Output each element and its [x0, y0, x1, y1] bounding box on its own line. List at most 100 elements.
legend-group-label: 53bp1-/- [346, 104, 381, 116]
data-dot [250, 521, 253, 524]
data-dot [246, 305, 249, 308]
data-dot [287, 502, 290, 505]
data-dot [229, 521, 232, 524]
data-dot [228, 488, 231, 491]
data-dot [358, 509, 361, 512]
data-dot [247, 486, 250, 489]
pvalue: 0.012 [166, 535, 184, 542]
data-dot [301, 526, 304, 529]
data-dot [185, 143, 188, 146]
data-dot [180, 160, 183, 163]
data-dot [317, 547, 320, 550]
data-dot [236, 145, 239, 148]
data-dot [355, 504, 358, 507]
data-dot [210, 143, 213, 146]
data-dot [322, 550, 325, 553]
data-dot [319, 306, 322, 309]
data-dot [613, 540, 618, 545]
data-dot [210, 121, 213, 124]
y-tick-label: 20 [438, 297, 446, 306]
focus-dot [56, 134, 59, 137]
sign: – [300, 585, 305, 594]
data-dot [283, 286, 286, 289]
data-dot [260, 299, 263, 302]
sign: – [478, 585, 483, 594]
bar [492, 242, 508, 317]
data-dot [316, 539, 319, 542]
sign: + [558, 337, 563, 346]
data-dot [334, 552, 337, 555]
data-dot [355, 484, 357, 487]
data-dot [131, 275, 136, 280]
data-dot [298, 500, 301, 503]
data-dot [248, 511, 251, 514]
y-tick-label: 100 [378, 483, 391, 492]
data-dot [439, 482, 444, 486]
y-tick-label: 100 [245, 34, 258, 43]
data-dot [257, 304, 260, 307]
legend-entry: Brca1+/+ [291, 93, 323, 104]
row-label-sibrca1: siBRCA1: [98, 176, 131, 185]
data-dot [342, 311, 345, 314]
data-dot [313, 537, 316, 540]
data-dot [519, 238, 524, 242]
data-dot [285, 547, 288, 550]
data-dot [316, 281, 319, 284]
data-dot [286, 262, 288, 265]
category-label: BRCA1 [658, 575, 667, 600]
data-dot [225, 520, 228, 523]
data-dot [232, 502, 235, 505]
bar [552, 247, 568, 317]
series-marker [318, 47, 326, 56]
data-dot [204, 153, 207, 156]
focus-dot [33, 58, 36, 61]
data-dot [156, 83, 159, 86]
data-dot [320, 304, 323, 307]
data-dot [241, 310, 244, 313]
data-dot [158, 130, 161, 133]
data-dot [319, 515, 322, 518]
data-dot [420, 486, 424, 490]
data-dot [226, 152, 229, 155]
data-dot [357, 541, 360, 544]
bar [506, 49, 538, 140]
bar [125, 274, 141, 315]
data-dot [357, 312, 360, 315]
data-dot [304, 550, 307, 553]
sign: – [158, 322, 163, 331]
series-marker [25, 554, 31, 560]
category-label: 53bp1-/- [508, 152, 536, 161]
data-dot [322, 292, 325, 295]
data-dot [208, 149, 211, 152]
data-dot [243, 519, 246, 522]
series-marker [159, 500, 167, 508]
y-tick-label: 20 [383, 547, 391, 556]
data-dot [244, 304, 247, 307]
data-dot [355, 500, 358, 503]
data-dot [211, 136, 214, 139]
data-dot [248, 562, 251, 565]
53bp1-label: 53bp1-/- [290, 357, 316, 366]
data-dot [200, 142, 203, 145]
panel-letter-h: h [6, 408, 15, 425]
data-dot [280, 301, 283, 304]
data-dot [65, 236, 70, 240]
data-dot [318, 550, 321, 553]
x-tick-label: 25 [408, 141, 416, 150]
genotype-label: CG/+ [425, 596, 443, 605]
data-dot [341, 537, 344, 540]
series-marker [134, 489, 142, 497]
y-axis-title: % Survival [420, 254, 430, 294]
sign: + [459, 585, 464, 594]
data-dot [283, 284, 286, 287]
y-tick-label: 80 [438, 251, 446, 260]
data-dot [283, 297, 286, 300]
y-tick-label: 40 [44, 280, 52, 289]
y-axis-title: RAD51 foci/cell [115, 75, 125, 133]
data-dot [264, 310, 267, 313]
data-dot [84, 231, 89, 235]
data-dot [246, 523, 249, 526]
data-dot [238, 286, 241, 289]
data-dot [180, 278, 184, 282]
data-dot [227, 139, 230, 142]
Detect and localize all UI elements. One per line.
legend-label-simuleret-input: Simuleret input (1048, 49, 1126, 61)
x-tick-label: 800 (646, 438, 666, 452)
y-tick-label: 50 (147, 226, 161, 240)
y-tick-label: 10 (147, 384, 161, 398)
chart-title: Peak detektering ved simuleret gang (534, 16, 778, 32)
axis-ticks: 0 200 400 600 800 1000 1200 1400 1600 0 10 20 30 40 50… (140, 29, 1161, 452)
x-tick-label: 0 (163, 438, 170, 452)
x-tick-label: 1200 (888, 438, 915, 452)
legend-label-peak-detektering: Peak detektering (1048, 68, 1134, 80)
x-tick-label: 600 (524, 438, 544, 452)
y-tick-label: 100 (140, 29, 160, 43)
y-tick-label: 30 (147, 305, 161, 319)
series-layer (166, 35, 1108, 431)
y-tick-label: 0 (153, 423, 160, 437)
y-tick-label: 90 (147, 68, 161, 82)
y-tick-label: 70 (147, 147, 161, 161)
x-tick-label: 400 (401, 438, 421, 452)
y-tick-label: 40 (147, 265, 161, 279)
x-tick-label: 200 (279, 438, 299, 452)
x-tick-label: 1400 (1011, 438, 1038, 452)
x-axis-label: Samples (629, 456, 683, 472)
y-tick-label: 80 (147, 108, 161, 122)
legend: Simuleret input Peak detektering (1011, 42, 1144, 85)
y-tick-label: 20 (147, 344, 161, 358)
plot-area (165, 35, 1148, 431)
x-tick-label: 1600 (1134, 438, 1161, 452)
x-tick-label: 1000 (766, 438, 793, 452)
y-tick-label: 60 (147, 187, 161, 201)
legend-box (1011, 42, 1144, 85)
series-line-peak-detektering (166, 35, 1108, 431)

═══

**Exercise description**
Please extract each line of the records that contains the string "detektering", treating uppercase and lowercase as different.

**Solution**
chart-title: Peak detektering ved simuleret gang (534, 16, 778, 32)
legend-label-peak-detektering: Peak detektering (1048, 68, 1134, 80)
legend: Simuleret input Peak detektering (1011, 42, 1144, 85)
series-line-peak-detektering (166, 35, 1108, 431)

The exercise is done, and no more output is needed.